### [TASK PROMPT]
Go through the material and pull out every line with the string "JSON" in it.

***** MATERIAL FOR THIS TASK *****

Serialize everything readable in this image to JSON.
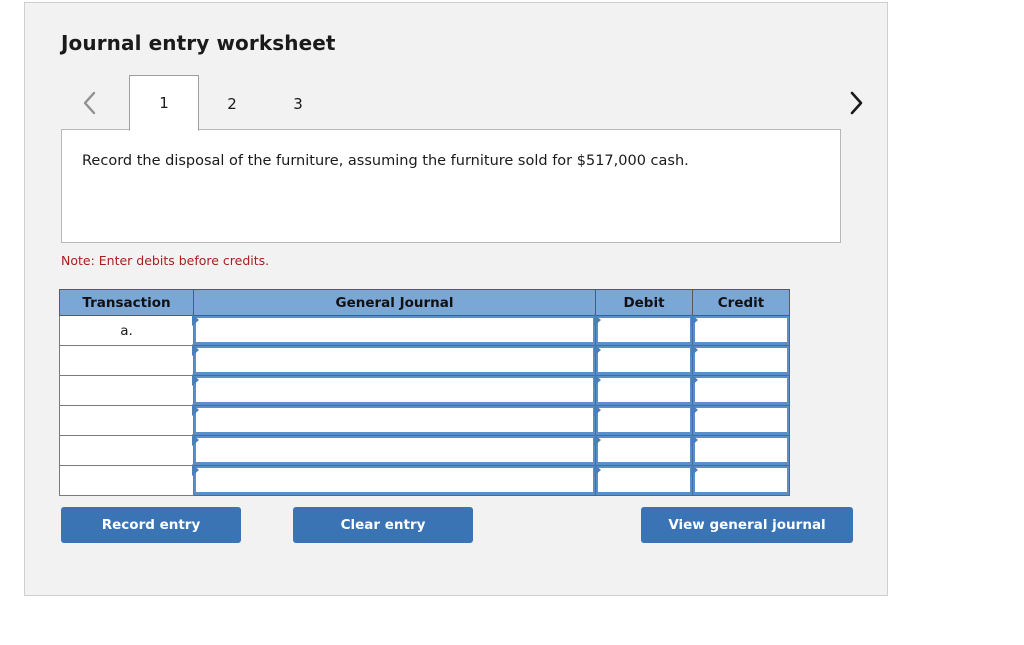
{
  "worksheet": {
    "title": "Journal entry worksheet",
    "nav": {
      "prev_icon": "chevron-left-icon",
      "next_icon": "chevron-right-icon",
      "prev_enabled": false,
      "next_enabled": true
    },
    "tabs": [
      {
        "label": "1",
        "active": true
      },
      {
        "label": "2",
        "active": false
      },
      {
        "label": "3",
        "active": false
      }
    ],
    "instruction": "Record the disposal of the furniture, assuming the furniture sold for $517,000 cash.",
    "note": "Note: Enter debits before credits."
  },
  "table": {
    "headers": {
      "transaction": "Transaction",
      "general_journal": "General Journal",
      "debit": "Debit",
      "credit": "Credit"
    },
    "rows": [
      {
        "transaction": "a.",
        "general_journal": "",
        "debit": "",
        "credit": ""
      },
      {
        "transaction": "",
        "general_journal": "",
        "debit": "",
        "credit": ""
      },
      {
        "transaction": "",
        "general_journal": "",
        "debit": "",
        "credit": ""
      },
      {
        "transaction": "",
        "general_journal": "",
        "debit": "",
        "credit": ""
      },
      {
        "transaction": "",
        "general_journal": "",
        "debit": "",
        "credit": ""
      },
      {
        "transaction": "",
        "general_journal": "",
        "debit": "",
        "credit": ""
      }
    ]
  },
  "buttons": {
    "record_entry": "Record entry",
    "clear_entry": "Clear entry",
    "view_general_journal": "View general journal"
  },
  "colors": {
    "panel_background": "#f2f2f2",
    "header_blue": "#7ba7d7",
    "cell_blue": "#5b8fc9",
    "button_blue": "#3b74b4",
    "note_red": "#a72020",
    "page_background": "#ffffff"
  }
}
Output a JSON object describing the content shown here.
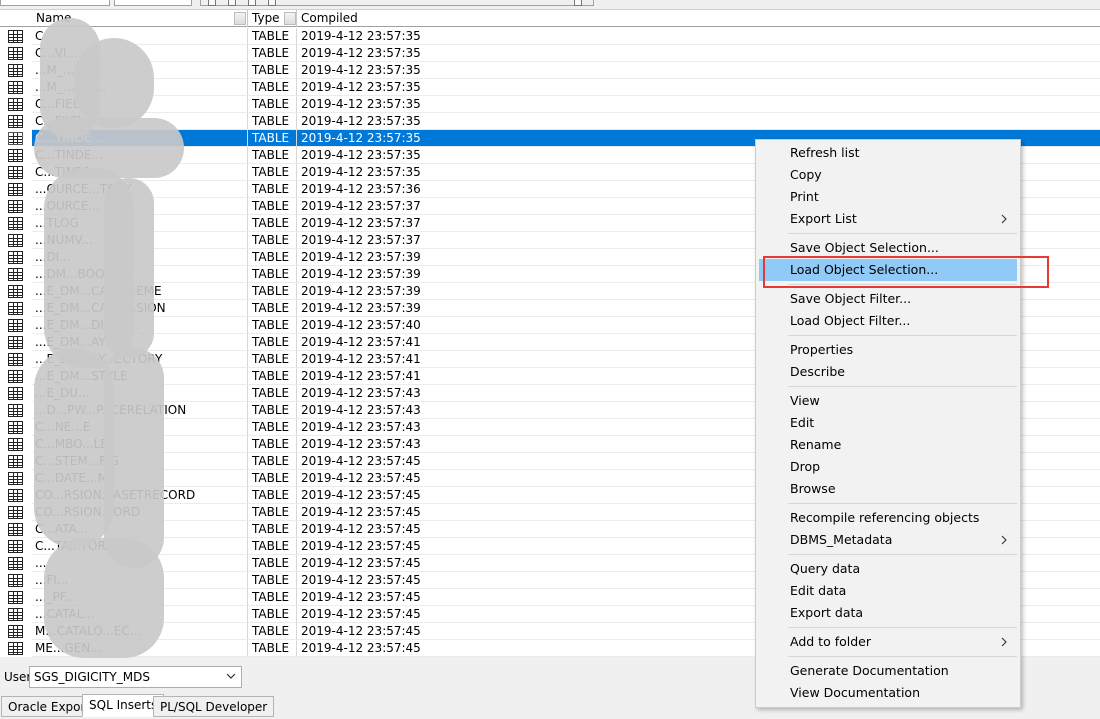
{
  "grid": {
    "columns": [
      "Name",
      "Type",
      "Compiled"
    ],
    "rows": [
      {
        "name": "C",
        "type": "TABLE",
        "compiled": "2019-4-12 23:57:35"
      },
      {
        "name": "C...VI...",
        "type": "TABLE",
        "compiled": "2019-4-12 23:57:35"
      },
      {
        "name": "...M_...ORY",
        "type": "TABLE",
        "compiled": "2019-4-12 23:57:35"
      },
      {
        "name": "...M_...EDI...",
        "type": "TABLE",
        "compiled": "2019-4-12 23:57:35"
      },
      {
        "name": "C...FIEL...",
        "type": "TABLE",
        "compiled": "2019-4-12 23:57:35"
      },
      {
        "name": "C...FILTI...",
        "type": "TABLE",
        "compiled": "2019-4-12 23:57:35"
      },
      {
        "name": "C...TINDE...",
        "type": "TABLE",
        "compiled": "2019-4-12 23:57:35",
        "selected": true
      },
      {
        "name": "C...TINDE...",
        "type": "TABLE",
        "compiled": "2019-4-12 23:57:35"
      },
      {
        "name": "C...TINFO",
        "type": "TABLE",
        "compiled": "2019-4-12 23:57:35"
      },
      {
        "name": "...OURCE...TORY",
        "type": "TABLE",
        "compiled": "2019-4-12 23:57:36"
      },
      {
        "name": "...OURCE...",
        "type": "TABLE",
        "compiled": "2019-4-12 23:57:37"
      },
      {
        "name": "...TLOG",
        "type": "TABLE",
        "compiled": "2019-4-12 23:57:37"
      },
      {
        "name": "...NUMV...",
        "type": "TABLE",
        "compiled": "2019-4-12 23:57:37"
      },
      {
        "name": "...DI...",
        "type": "TABLE",
        "compiled": "2019-4-12 23:57:39"
      },
      {
        "name": "...DM...BOOKM...",
        "type": "TABLE",
        "compiled": "2019-4-12 23:57:39"
      },
      {
        "name": "...E_DM...CACH...EME",
        "type": "TABLE",
        "compiled": "2019-4-12 23:57:39"
      },
      {
        "name": "...E_DM...CACH...SION",
        "type": "TABLE",
        "compiled": "2019-4-12 23:57:39"
      },
      {
        "name": "...E_DM...DIREC...",
        "type": "TABLE",
        "compiled": "2019-4-12 23:57:40"
      },
      {
        "name": "...E_DM...AYE...",
        "type": "TABLE",
        "compiled": "2019-4-12 23:57:41"
      },
      {
        "name": "...E_DM...AY...ECTORY",
        "type": "TABLE",
        "compiled": "2019-4-12 23:57:41"
      },
      {
        "name": "...E_DM...STYLE",
        "type": "TABLE",
        "compiled": "2019-4-12 23:57:41"
      },
      {
        "name": "...E_DU...",
        "type": "TABLE",
        "compiled": "2019-4-12 23:57:43"
      },
      {
        "name": "...D...PW...PACERELATION",
        "type": "TABLE",
        "compiled": "2019-4-12 23:57:43"
      },
      {
        "name": "C...NE...E",
        "type": "TABLE",
        "compiled": "2019-4-12 23:57:43"
      },
      {
        "name": "C...MBO...LE",
        "type": "TABLE",
        "compiled": "2019-4-12 23:57:43"
      },
      {
        "name": "C...STEM...FIG",
        "type": "TABLE",
        "compiled": "2019-4-12 23:57:45"
      },
      {
        "name": "C...DATE...ME",
        "type": "TABLE",
        "compiled": "2019-4-12 23:57:45"
      },
      {
        "name": "CO...RSION...ASETRECORD",
        "type": "TABLE",
        "compiled": "2019-4-12 23:57:45"
      },
      {
        "name": "CO...RSION...ORD",
        "type": "TABLE",
        "compiled": "2019-4-12 23:57:45"
      },
      {
        "name": "C...ATA...",
        "type": "TABLE",
        "compiled": "2019-4-12 23:57:45"
      },
      {
        "name": "C...TA...TORY",
        "type": "TABLE",
        "compiled": "2019-4-12 23:57:45"
      },
      {
        "name": "...",
        "type": "TABLE",
        "compiled": "2019-4-12 23:57:45"
      },
      {
        "name": "...FI...",
        "type": "TABLE",
        "compiled": "2019-4-12 23:57:45"
      },
      {
        "name": "..._PF...",
        "type": "TABLE",
        "compiled": "2019-4-12 23:57:45"
      },
      {
        "name": "...CATAL...",
        "type": "TABLE",
        "compiled": "2019-4-12 23:57:45"
      },
      {
        "name": "M...CATALO...EC...",
        "type": "TABLE",
        "compiled": "2019-4-12 23:57:45"
      },
      {
        "name": "ME...GEN...",
        "type": "TABLE",
        "compiled": "2019-4-12 23:57:45"
      }
    ]
  },
  "user_bar": {
    "label": "User",
    "selected_user": "SGS_DIGICITY_MDS"
  },
  "tabs": [
    {
      "label": "Oracle Export",
      "active": false
    },
    {
      "label": "SQL Inserts",
      "active": true
    },
    {
      "label": "PL/SQL Developer",
      "active": false
    }
  ],
  "context_menu": {
    "items": [
      {
        "label": "Refresh list",
        "submenu": false
      },
      {
        "label": "Copy",
        "submenu": false
      },
      {
        "label": "Print",
        "submenu": false
      },
      {
        "label": "Export List",
        "submenu": true
      },
      {
        "separator": true
      },
      {
        "label": "Save Object Selection...",
        "submenu": false
      },
      {
        "label": "Load Object Selection...",
        "submenu": false,
        "highlighted": true
      },
      {
        "separator": true
      },
      {
        "label": "Save Object Filter...",
        "submenu": false
      },
      {
        "label": "Load Object Filter...",
        "submenu": false
      },
      {
        "separator": true
      },
      {
        "label": "Properties",
        "submenu": false
      },
      {
        "label": "Describe",
        "submenu": false
      },
      {
        "separator": true
      },
      {
        "label": "View",
        "submenu": false
      },
      {
        "label": "Edit",
        "submenu": false
      },
      {
        "label": "Rename",
        "submenu": false
      },
      {
        "label": "Drop",
        "submenu": false
      },
      {
        "label": "Browse",
        "submenu": false
      },
      {
        "separator": true
      },
      {
        "label": "Recompile referencing objects",
        "submenu": false
      },
      {
        "label": "DBMS_Metadata",
        "submenu": true
      },
      {
        "separator": true
      },
      {
        "label": "Query data",
        "submenu": false
      },
      {
        "label": "Edit data",
        "submenu": false
      },
      {
        "label": "Export data",
        "submenu": false
      },
      {
        "separator": true
      },
      {
        "label": "Add to folder",
        "submenu": true
      },
      {
        "separator": true
      },
      {
        "label": "Generate Documentation",
        "submenu": false
      },
      {
        "label": "View Documentation",
        "submenu": false
      }
    ]
  },
  "colors": {
    "selection": "#0078d7",
    "menu_hover": "#91c9f7",
    "annotation_box": "#e53935"
  },
  "icons": {
    "row_icon": "table-icon",
    "submenu_arrow": "chevron-right-icon",
    "dropdown_arrow": "chevron-down-icon"
  }
}
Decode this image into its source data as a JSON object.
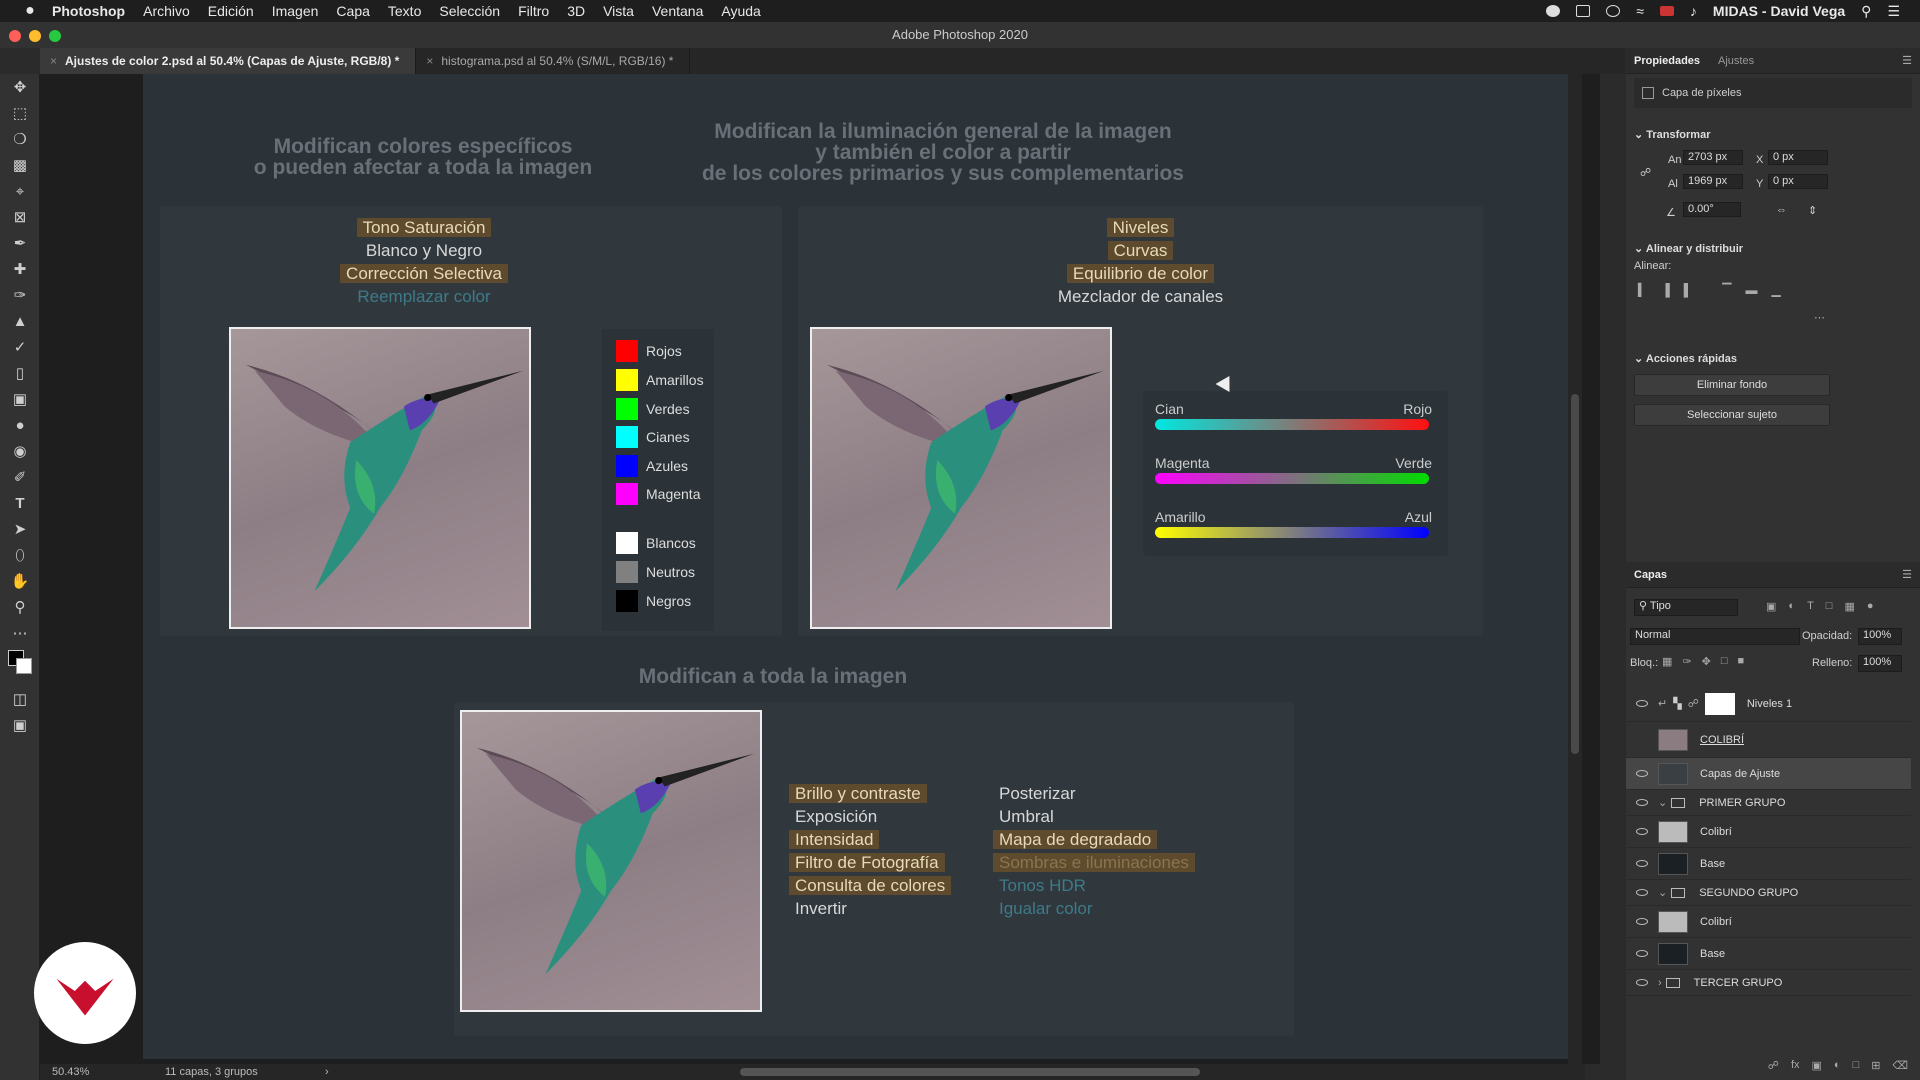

*****

### [TASK OUTPUT]
Serialize everything readable in this image to JSON.
Output a JSON object describing the content shown here.
Decode this image into its source data as a JSON object.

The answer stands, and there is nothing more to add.